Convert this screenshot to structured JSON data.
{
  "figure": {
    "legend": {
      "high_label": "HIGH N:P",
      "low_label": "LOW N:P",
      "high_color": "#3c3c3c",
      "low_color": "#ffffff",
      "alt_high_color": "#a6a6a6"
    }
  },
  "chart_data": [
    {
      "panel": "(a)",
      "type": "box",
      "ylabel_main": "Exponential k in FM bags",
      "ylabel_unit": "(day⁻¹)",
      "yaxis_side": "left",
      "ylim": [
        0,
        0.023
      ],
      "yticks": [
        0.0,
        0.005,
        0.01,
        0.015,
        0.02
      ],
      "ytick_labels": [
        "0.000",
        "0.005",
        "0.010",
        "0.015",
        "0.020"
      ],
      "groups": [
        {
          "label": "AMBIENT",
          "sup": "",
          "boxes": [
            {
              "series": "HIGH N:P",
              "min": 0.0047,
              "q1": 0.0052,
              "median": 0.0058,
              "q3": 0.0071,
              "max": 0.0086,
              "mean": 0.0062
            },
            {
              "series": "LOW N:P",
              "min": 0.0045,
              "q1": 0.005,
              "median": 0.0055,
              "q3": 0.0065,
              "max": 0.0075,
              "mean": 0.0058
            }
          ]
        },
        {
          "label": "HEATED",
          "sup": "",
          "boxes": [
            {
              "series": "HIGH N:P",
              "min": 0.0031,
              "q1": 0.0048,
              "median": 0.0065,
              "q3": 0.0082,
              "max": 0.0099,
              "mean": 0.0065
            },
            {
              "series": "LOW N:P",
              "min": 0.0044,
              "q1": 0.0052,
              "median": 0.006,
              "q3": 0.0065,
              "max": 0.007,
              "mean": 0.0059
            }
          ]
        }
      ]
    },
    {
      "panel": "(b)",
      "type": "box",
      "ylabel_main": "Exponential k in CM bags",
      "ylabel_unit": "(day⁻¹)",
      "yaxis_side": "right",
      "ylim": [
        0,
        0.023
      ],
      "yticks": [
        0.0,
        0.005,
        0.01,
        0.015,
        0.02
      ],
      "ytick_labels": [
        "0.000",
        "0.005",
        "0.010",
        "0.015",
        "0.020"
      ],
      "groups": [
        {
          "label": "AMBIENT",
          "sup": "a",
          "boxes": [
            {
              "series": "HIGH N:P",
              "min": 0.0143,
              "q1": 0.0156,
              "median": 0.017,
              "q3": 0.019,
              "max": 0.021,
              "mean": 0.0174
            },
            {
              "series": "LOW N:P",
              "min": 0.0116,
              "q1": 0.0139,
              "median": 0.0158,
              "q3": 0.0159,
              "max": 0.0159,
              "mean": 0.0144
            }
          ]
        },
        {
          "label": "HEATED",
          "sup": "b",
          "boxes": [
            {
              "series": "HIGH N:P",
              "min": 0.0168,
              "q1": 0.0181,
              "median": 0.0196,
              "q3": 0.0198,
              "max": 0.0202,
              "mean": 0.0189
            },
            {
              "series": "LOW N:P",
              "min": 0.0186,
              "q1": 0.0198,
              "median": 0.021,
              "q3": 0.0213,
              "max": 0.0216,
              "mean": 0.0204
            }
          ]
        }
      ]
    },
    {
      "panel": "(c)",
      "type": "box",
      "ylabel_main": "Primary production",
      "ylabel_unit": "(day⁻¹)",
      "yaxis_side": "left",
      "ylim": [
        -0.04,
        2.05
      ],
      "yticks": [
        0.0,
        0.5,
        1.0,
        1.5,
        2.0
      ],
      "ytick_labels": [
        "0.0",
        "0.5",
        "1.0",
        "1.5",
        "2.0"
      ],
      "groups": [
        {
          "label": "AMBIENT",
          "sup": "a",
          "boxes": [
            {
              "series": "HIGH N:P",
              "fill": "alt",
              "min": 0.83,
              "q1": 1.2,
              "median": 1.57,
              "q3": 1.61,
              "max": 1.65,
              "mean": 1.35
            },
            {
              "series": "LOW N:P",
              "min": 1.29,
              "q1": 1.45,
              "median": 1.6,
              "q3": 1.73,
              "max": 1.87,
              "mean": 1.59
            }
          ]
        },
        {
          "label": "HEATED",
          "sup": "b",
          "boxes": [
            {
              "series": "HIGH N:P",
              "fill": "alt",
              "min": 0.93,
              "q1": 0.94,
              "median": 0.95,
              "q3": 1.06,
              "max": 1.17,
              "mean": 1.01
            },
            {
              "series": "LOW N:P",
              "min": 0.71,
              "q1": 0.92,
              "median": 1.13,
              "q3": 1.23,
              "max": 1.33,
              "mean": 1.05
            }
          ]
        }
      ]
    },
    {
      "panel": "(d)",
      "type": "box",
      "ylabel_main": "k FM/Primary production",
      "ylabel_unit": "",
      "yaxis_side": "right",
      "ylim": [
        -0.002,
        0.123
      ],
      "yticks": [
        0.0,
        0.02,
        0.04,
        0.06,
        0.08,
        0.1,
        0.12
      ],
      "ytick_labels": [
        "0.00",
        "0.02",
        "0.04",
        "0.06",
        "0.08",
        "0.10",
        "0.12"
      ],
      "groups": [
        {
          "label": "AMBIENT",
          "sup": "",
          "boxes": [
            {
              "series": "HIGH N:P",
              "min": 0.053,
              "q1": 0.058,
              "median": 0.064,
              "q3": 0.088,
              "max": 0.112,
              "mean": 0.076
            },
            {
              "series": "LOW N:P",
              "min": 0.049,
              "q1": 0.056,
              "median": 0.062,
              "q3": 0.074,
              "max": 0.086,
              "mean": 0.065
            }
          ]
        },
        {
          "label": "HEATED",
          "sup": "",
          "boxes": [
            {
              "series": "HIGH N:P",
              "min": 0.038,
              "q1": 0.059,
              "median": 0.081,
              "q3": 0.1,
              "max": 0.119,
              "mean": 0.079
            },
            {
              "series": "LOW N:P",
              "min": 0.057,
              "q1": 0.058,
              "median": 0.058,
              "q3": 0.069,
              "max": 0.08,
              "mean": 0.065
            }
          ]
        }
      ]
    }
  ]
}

=-=-=

● **What is expected**
Return all lines of the material above in which the word "production" occurs.

● **The result**
      "ylabel_main": "Primary production",
      "ylabel_main": "k FM/Primary production",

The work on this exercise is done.